Source material:
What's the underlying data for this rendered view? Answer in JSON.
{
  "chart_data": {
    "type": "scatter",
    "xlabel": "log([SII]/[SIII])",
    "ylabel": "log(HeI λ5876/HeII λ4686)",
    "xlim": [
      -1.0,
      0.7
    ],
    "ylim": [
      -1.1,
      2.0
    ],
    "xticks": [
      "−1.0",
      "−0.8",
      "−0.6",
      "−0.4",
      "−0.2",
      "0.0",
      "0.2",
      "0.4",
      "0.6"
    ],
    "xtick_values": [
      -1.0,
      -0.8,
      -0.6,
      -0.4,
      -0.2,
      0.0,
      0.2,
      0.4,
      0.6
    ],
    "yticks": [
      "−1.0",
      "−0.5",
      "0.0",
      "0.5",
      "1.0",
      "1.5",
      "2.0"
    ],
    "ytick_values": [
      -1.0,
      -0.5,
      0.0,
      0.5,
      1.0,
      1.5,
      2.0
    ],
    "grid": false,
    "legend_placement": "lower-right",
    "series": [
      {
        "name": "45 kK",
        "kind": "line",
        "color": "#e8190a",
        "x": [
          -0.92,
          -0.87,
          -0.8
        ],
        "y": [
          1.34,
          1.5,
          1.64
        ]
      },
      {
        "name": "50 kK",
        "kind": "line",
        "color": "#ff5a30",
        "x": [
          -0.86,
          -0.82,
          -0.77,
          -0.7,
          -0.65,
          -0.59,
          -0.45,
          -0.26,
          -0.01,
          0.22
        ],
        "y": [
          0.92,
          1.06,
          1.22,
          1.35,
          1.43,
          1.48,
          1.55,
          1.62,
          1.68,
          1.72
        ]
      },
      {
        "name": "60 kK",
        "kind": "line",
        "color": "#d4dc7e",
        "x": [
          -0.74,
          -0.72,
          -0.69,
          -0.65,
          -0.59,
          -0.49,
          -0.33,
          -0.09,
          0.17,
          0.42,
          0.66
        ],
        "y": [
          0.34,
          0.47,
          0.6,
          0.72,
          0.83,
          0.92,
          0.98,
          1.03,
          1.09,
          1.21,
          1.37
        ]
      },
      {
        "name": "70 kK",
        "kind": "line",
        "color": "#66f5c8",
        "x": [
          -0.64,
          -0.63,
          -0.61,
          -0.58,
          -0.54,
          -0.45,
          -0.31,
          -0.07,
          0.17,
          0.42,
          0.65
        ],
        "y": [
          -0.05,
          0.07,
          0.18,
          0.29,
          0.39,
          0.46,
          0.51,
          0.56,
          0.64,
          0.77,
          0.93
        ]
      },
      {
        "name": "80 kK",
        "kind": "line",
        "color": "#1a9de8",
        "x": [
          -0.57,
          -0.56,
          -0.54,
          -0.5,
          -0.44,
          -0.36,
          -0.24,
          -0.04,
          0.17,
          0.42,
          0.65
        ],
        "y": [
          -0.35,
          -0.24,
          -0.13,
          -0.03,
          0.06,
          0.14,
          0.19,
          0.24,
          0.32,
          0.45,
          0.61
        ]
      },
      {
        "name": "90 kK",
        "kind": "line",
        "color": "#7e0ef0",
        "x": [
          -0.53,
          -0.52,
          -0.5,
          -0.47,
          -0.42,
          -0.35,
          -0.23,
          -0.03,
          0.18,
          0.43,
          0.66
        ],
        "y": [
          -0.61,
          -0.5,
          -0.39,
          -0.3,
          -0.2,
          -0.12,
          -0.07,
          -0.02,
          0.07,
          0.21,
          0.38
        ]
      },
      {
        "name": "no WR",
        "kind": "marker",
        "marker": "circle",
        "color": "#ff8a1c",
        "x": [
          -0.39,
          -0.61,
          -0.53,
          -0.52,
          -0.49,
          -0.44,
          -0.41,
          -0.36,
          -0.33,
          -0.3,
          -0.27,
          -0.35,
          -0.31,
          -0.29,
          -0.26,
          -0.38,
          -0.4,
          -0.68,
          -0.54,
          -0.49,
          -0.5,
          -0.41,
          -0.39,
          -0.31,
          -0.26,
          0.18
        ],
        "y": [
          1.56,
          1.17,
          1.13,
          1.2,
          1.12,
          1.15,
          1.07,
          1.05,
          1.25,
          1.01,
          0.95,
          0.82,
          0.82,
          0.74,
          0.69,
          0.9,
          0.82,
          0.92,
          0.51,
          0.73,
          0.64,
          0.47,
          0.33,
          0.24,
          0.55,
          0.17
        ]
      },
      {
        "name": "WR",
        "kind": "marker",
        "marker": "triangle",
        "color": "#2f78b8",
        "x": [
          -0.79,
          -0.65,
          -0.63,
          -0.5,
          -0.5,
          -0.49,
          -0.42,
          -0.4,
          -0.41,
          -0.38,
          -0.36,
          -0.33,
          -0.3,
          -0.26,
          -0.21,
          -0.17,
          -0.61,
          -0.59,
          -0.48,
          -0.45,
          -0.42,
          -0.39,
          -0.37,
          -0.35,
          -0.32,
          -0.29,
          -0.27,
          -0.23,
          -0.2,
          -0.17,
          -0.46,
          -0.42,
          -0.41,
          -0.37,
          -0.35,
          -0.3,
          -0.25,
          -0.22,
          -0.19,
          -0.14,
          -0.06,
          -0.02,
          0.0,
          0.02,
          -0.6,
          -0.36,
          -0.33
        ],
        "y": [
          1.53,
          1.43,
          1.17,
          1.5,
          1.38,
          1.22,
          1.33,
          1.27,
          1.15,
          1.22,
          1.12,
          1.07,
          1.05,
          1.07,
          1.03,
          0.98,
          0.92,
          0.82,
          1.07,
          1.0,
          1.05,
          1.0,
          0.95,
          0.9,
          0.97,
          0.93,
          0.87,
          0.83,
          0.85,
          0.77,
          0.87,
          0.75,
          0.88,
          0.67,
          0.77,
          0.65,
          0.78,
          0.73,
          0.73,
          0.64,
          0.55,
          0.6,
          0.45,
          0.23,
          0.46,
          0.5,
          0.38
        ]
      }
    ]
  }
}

The request:
Copy out the material word for word and line for line.

Solved problem:
What's the underlying data for this rendered view? Answer in JSON.
{
  "chart_data": {
    "type": "scatter",
    "xlabel": "log([SII]/[SIII])",
    "ylabel": "log(HeI λ5876/HeII λ4686)",
    "xlim": [
      -1.0,
      0.7
    ],
    "ylim": [
      -1.1,
      2.0
    ],
    "xticks": [
      "−1.0",
      "−0.8",
      "−0.6",
      "−0.4",
      "−0.2",
      "0.0",
      "0.2",
      "0.4",
      "0.6"
    ],
    "xtick_values": [
      -1.0,
      -0.8,
      -0.6,
      -0.4,
      -0.2,
      0.0,
      0.2,
      0.4,
      0.6
    ],
    "yticks": [
      "−1.0",
      "−0.5",
      "0.0",
      "0.5",
      "1.0",
      "1.5",
      "2.0"
    ],
    "ytick_values": [
      -1.0,
      -0.5,
      0.0,
      0.5,
      1.0,
      1.5,
      2.0
    ],
    "grid": false,
    "legend_placement": "lower-right",
    "series": [
      {
        "name": "45 kK",
        "kind": "line",
        "color": "#e8190a",
        "x": [
          -0.92,
          -0.87,
          -0.8
        ],
        "y": [
          1.34,
          1.5,
          1.64
        ]
      },
      {
        "name": "50 kK",
        "kind": "line",
        "color": "#ff5a30",
        "x": [
          -0.86,
          -0.82,
          -0.77,
          -0.7,
          -0.65,
          -0.59,
          -0.45,
          -0.26,
          -0.01,
          0.22
        ],
        "y": [
          0.92,
          1.06,
          1.22,
          1.35,
          1.43,
          1.48,
          1.55,
          1.62,
          1.68,
          1.72
        ]
      },
      {
        "name": "60 kK",
        "kind": "line",
        "color": "#d4dc7e",
        "x": [
          -0.74,
          -0.72,
          -0.69,
          -0.65,
          -0.59,
          -0.49,
          -0.33,
          -0.09,
          0.17,
          0.42,
          0.66
        ],
        "y": [
          0.34,
          0.47,
          0.6,
          0.72,
          0.83,
          0.92,
          0.98,
          1.03,
          1.09,
          1.21,
          1.37
        ]
      },
      {
        "name": "70 kK",
        "kind": "line",
        "color": "#66f5c8",
        "x": [
          -0.64,
          -0.63,
          -0.61,
          -0.58,
          -0.54,
          -0.45,
          -0.31,
          -0.07,
          0.17,
          0.42,
          0.65
        ],
        "y": [
          -0.05,
          0.07,
          0.18,
          0.29,
          0.39,
          0.46,
          0.51,
          0.56,
          0.64,
          0.77,
          0.93
        ]
      },
      {
        "name": "80 kK",
        "kind": "line",
        "color": "#1a9de8",
        "x": [
          -0.57,
          -0.56,
          -0.54,
          -0.5,
          -0.44,
          -0.36,
          -0.24,
          -0.04,
          0.17,
          0.42,
          0.65
        ],
        "y": [
          -0.35,
          -0.24,
          -0.13,
          -0.03,
          0.06,
          0.14,
          0.19,
          0.24,
          0.32,
          0.45,
          0.61
        ]
      },
      {
        "name": "90 kK",
        "kind": "line",
        "color": "#7e0ef0",
        "x": [
          -0.53,
          -0.52,
          -0.5,
          -0.47,
          -0.42,
          -0.35,
          -0.23,
          -0.03,
          0.18,
          0.43,
          0.66
        ],
        "y": [
          -0.61,
          -0.5,
          -0.39,
          -0.3,
          -0.2,
          -0.12,
          -0.07,
          -0.02,
          0.07,
          0.21,
          0.38
        ]
      },
      {
        "name": "no WR",
        "kind": "marker",
        "marker": "circle",
        "color": "#ff8a1c",
        "x": [
          -0.39,
          -0.61,
          -0.53,
          -0.52,
          -0.49,
          -0.44,
          -0.41,
          -0.36,
          -0.33,
          -0.3,
          -0.27,
          -0.35,
          -0.31,
          -0.29,
          -0.26,
          -0.38,
          -0.4,
          -0.68,
          -0.54,
          -0.49,
          -0.5,
          -0.41,
          -0.39,
          -0.31,
          -0.26,
          0.18
        ],
        "y": [
          1.56,
          1.17,
          1.13,
          1.2,
          1.12,
          1.15,
          1.07,
          1.05,
          1.25,
          1.01,
          0.95,
          0.82,
          0.82,
          0.74,
          0.69,
          0.9,
          0.82,
          0.92,
          0.51,
          0.73,
          0.64,
          0.47,
          0.33,
          0.24,
          0.55,
          0.17
        ]
      },
      {
        "name": "WR",
        "kind": "marker",
        "marker": "triangle",
        "color": "#2f78b8",
        "x": [
          -0.79,
          -0.65,
          -0.63,
          -0.5,
          -0.5,
          -0.49,
          -0.42,
          -0.4,
          -0.41,
          -0.38,
          -0.36,
          -0.33,
          -0.3,
          -0.26,
          -0.21,
          -0.17,
          -0.61,
          -0.59,
          -0.48,
          -0.45,
          -0.42,
          -0.39,
          -0.37,
          -0.35,
          -0.32,
          -0.29,
          -0.27,
          -0.23,
          -0.2,
          -0.17,
          -0.46,
          -0.42,
          -0.41,
          -0.37,
          -0.35,
          -0.3,
          -0.25,
          -0.22,
          -0.19,
          -0.14,
          -0.06,
          -0.02,
          0.0,
          0.02,
          -0.6,
          -0.36,
          -0.33
        ],
        "y": [
          1.53,
          1.43,
          1.17,
          1.5,
          1.38,
          1.22,
          1.33,
          1.27,
          1.15,
          1.22,
          1.12,
          1.07,
          1.05,
          1.07,
          1.03,
          0.98,
          0.92,
          0.82,
          1.07,
          1.0,
          1.05,
          1.0,
          0.95,
          0.9,
          0.97,
          0.93,
          0.87,
          0.83,
          0.85,
          0.77,
          0.87,
          0.75,
          0.88,
          0.67,
          0.77,
          0.65,
          0.78,
          0.73,
          0.73,
          0.64,
          0.55,
          0.6,
          0.45,
          0.23,
          0.46,
          0.5,
          0.38
        ]
      }
    ]
  }
}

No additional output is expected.